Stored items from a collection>

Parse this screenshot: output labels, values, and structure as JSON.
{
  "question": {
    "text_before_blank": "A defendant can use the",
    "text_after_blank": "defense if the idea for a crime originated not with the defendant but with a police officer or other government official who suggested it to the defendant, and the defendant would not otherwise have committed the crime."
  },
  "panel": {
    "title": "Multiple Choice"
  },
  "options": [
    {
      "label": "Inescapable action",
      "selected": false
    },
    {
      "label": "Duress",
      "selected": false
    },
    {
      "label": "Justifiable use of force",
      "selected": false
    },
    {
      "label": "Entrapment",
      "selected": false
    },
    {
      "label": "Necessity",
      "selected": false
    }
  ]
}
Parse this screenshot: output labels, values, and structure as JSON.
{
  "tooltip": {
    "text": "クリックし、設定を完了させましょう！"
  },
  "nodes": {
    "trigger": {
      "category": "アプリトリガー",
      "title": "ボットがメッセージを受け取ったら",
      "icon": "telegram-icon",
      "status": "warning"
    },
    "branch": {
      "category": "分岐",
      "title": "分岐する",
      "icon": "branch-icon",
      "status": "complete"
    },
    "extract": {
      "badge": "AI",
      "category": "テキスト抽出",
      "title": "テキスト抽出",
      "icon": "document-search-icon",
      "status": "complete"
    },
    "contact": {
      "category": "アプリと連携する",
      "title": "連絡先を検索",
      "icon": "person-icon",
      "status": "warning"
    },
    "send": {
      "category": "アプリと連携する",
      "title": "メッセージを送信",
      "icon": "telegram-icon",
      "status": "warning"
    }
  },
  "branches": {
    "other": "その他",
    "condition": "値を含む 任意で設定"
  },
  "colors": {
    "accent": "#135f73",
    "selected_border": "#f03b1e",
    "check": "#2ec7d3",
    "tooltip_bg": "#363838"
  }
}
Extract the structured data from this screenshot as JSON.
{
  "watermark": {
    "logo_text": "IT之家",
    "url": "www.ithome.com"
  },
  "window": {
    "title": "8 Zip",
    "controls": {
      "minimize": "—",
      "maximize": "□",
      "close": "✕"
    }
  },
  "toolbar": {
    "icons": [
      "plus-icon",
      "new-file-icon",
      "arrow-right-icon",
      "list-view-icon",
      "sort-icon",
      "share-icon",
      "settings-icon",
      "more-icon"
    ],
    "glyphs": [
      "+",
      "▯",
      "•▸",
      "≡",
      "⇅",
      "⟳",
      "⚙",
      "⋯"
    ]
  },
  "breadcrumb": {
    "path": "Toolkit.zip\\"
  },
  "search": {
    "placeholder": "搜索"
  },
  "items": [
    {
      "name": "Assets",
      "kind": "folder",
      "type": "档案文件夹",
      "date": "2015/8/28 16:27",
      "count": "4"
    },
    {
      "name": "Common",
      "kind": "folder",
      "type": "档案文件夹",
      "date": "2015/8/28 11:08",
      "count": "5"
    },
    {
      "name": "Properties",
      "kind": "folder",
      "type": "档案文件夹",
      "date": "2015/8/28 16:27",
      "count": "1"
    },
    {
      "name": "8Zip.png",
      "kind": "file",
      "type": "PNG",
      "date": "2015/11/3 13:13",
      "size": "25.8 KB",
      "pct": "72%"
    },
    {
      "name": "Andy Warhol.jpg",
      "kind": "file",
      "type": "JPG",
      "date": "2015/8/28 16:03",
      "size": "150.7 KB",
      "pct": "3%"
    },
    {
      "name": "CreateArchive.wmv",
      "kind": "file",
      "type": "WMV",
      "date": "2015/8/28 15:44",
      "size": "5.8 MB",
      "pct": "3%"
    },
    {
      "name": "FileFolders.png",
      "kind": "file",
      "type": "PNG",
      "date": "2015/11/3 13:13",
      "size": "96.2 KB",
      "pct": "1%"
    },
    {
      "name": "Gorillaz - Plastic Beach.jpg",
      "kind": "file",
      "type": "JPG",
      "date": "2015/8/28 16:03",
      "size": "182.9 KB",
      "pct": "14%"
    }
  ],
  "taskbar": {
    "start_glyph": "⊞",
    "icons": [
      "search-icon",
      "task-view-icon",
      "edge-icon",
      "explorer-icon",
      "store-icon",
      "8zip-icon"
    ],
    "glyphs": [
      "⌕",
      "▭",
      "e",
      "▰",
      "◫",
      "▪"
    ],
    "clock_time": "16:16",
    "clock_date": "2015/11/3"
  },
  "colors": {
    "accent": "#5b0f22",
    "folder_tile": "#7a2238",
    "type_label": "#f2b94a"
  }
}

PROBLEM TO SOLVE>
Return each line of the data exactly as written above.

THE REPLY>
Parse this screenshot: output labels, values, and structure as JSON.
{
  "question": {
    "text_before_blank": "A defendant can use the",
    "text_after_blank": "defense if the idea for a crime originated not with the defendant but with a police officer or other government official who suggested it to the defendant, and the defendant would not otherwise have committed the crime."
  },
  "panel": {
    "title": "Multiple Choice"
  },
  "options": [
    {
      "label": "Inescapable action",
      "selected": false
    },
    {
      "label": "Duress",
      "selected": false
    },
    {
      "label": "Justifiable use of force",
      "selected": false
    },
    {
      "label": "Entrapment",
      "selected": false
    },
    {
      "label": "Necessity",
      "selected": false
    }
  ]
}
Parse this screenshot: output labels, values, and structure as JSON.
{
  "tooltip": {
    "text": "クリックし、設定を完了させましょう！"
  },
  "nodes": {
    "trigger": {
      "category": "アプリトリガー",
      "title": "ボットがメッセージを受け取ったら",
      "icon": "telegram-icon",
      "status": "warning"
    },
    "branch": {
      "category": "分岐",
      "title": "分岐する",
      "icon": "branch-icon",
      "status": "complete"
    },
    "extract": {
      "badge": "AI",
      "category": "テキスト抽出",
      "title": "テキスト抽出",
      "icon": "document-search-icon",
      "status": "complete"
    },
    "contact": {
      "category": "アプリと連携する",
      "title": "連絡先を検索",
      "icon": "person-icon",
      "status": "warning"
    },
    "send": {
      "category": "アプリと連携する",
      "title": "メッセージを送信",
      "icon": "telegram-icon",
      "status": "warning"
    }
  },
  "branches": {
    "other": "その他",
    "condition": "値を含む 任意で設定"
  },
  "colors": {
    "accent": "#135f73",
    "selected_border": "#f03b1e",
    "check": "#2ec7d3",
    "tooltip_bg": "#363838"
  }
}
Extract the structured data from this screenshot as JSON.
{
  "watermark": {
    "logo_text": "IT之家",
    "url": "www.ithome.com"
  },
  "window": {
    "title": "8 Zip",
    "controls": {
      "minimize": "—",
      "maximize": "□",
      "close": "✕"
    }
  },
  "toolbar": {
    "icons": [
      "plus-icon",
      "new-file-icon",
      "arrow-right-icon",
      "list-view-icon",
      "sort-icon",
      "share-icon",
      "settings-icon",
      "more-icon"
    ],
    "glyphs": [
      "+",
      "▯",
      "•▸",
      "≡",
      "⇅",
      "⟳",
      "⚙",
      "⋯"
    ]
  },
  "breadcrumb": {
    "path": "Toolkit.zip\\"
  },
  "search": {
    "placeholder": "搜索"
  },
  "items": [
    {
      "name": "Assets",
      "kind": "folder",
      "type": "档案文件夹",
      "date": "2015/8/28 16:27",
      "count": "4"
    },
    {
      "name": "Common",
      "kind": "folder",
      "type": "档案文件夹",
      "date": "2015/8/28 11:08",
      "count": "5"
    },
    {
      "name": "Properties",
      "kind": "folder",
      "type": "档案文件夹",
      "date": "2015/8/28 16:27",
      "count": "1"
    },
    {
      "name": "8Zip.png",
      "kind": "file",
      "type": "PNG",
      "date": "2015/11/3 13:13",
      "size": "25.8 KB",
      "pct": "72%"
    },
    {
      "name": "Andy Warhol.jpg",
      "kind": "file",
      "type": "JPG",
      "date": "2015/8/28 16:03",
      "size": "150.7 KB",
      "pct": "3%"
    },
    {
      "name": "CreateArchive.wmv",
      "kind": "file",
      "type": "WMV",
      "date": "2015/8/28 15:44",
      "size": "5.8 MB",
      "pct": "3%"
    },
    {
      "name": "FileFolders.png",
      "kind": "file",
      "type": "PNG",
      "date": "2015/11/3 13:13",
      "size": "96.2 KB",
      "pct": "1%"
    },
    {
      "name": "Gorillaz - Plastic Beach.jpg",
      "kind": "file",
      "type": "JPG",
      "date": "2015/8/28 16:03",
      "size": "182.9 KB",
      "pct": "14%"
    }
  ],
  "taskbar": {
    "start_glyph": "⊞",
    "icons": [
      "search-icon",
      "task-view-icon",
      "edge-icon",
      "explorer-icon",
      "store-icon",
      "8zip-icon"
    ],
    "glyphs": [
      "⌕",
      "▭",
      "e",
      "▰",
      "◫",
      "▪"
    ],
    "clock_time": "16:16",
    "clock_date": "2015/11/3"
  },
  "colors": {
    "accent": "#5b0f22",
    "folder_tile": "#7a2238",
    "type_label": "#f2b94a"
  }
}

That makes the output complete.